## Exercise prompt
Look through the material below. Copy each line that contains the string "Unternehmen".

· · · ·

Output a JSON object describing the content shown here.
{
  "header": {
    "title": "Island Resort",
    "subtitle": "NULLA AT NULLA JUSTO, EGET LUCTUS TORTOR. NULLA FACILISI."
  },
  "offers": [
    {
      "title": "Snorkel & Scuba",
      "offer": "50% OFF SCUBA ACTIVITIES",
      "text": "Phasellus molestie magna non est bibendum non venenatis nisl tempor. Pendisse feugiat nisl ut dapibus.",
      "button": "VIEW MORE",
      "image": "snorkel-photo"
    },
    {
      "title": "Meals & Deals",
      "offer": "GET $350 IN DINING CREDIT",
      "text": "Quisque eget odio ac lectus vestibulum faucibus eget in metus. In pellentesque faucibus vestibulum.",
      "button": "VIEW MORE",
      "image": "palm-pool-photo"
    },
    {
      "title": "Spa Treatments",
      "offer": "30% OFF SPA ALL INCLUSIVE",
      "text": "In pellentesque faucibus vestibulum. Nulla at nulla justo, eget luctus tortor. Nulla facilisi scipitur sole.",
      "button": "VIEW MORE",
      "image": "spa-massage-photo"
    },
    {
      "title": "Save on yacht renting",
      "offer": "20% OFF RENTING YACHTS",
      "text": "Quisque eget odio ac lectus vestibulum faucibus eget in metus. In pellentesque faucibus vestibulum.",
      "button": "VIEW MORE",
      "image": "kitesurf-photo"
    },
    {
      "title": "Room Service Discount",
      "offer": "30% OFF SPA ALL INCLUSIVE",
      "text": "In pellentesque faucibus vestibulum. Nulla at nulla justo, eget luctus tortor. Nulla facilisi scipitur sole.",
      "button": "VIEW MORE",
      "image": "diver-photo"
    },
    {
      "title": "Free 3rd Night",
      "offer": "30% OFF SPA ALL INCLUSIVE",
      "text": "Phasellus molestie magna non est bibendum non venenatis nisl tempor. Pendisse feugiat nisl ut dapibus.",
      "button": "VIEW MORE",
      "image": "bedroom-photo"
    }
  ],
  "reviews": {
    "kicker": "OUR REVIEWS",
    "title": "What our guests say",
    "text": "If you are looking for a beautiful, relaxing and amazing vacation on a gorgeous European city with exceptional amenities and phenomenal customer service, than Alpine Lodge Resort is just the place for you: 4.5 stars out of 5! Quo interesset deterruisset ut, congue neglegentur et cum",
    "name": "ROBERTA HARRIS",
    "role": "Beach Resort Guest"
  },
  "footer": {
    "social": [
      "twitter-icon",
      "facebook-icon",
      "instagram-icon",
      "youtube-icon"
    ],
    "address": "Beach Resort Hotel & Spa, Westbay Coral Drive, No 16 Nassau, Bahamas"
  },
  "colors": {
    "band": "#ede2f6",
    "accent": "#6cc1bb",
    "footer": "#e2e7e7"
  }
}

· · · ·

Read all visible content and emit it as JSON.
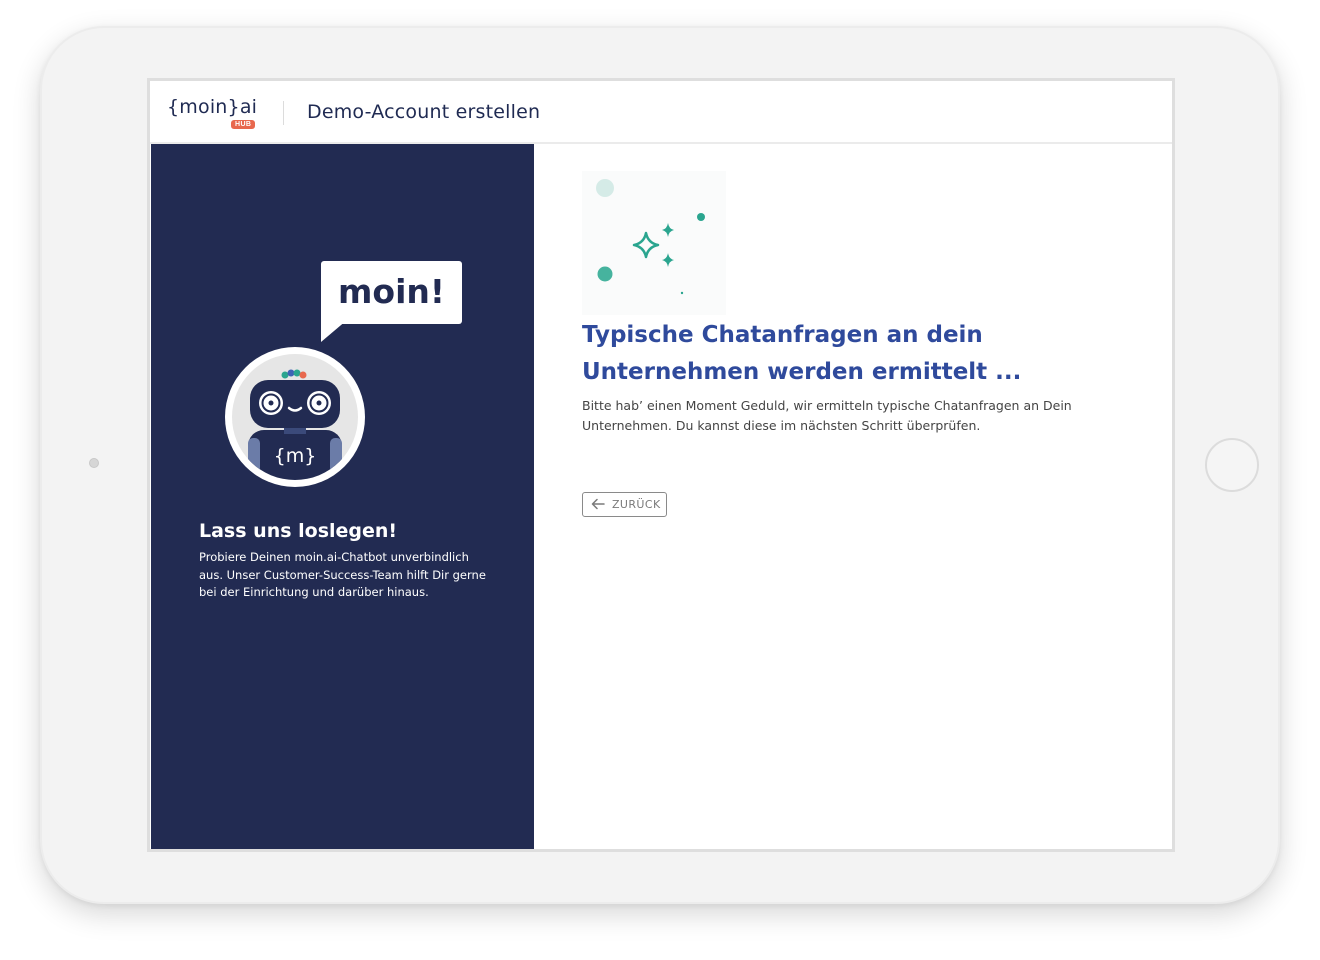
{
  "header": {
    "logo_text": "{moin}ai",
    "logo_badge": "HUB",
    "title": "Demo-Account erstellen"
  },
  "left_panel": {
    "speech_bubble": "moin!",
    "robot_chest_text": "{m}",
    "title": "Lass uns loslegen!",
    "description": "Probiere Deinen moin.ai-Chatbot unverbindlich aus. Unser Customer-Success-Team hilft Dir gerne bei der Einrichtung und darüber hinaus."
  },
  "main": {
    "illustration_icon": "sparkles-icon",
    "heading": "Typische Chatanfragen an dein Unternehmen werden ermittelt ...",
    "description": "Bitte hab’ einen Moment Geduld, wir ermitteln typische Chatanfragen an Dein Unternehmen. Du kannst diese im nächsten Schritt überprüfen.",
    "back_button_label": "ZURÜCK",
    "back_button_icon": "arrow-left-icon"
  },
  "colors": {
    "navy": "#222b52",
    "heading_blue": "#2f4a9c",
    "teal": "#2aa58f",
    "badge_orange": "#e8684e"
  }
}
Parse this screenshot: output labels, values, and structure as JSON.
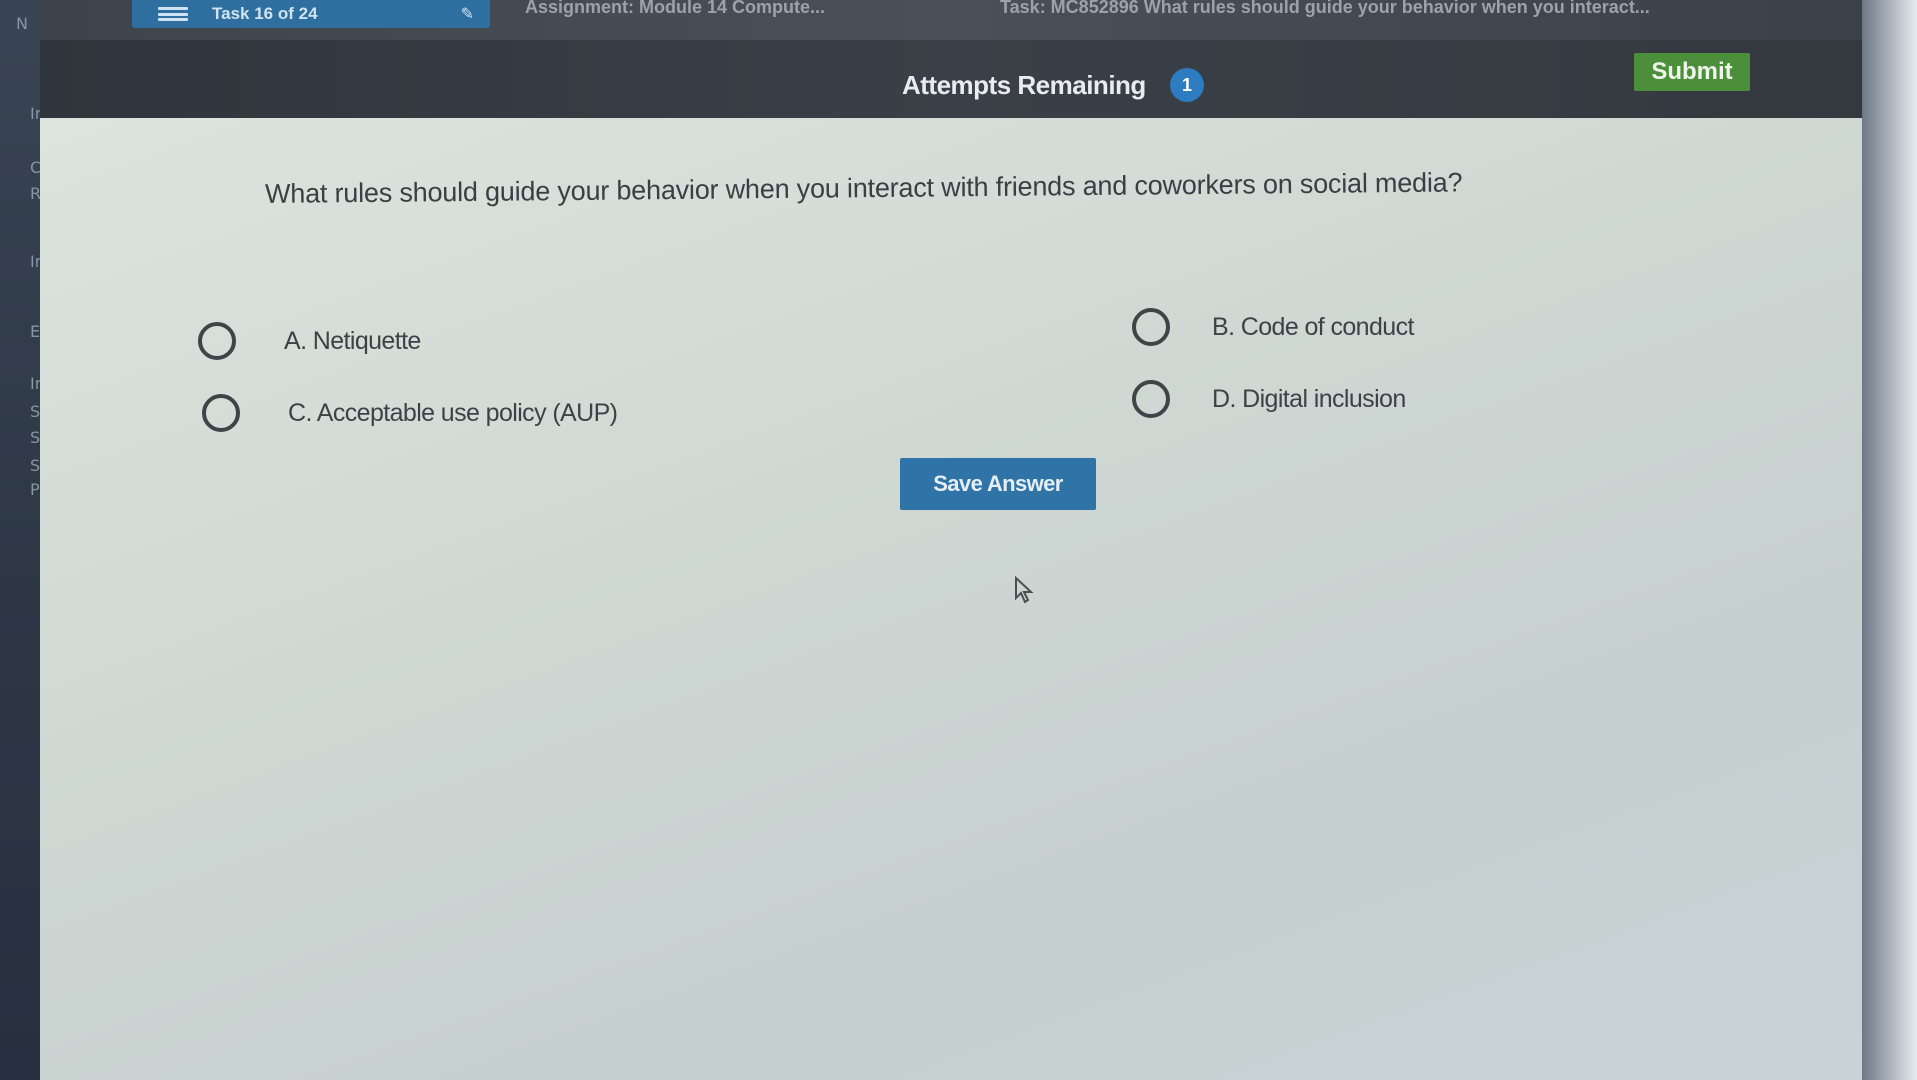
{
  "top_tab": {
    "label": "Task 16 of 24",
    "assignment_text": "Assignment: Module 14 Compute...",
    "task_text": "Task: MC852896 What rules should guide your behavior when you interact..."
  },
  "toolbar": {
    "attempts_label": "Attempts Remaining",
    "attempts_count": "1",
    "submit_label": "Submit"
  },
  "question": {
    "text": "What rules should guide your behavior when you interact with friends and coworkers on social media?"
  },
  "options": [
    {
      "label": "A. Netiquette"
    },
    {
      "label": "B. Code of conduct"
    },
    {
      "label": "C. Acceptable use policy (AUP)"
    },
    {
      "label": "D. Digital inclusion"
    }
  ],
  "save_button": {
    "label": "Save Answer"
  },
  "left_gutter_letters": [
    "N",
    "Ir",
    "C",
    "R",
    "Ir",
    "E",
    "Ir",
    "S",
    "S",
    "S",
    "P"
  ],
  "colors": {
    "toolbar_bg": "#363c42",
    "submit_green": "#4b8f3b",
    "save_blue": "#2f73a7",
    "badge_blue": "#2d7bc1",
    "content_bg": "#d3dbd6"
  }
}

· · · ·

## Finished answer
    "heading": "Typische Chatanfragen an dein Unternehmen werden ermittelt ...",
    "description": "Bitte hab’ einen Moment Geduld, wir ermitteln typische Chatanfragen an Dein Unternehmen. Du kannst diese im nächsten Schritt überprüfen.",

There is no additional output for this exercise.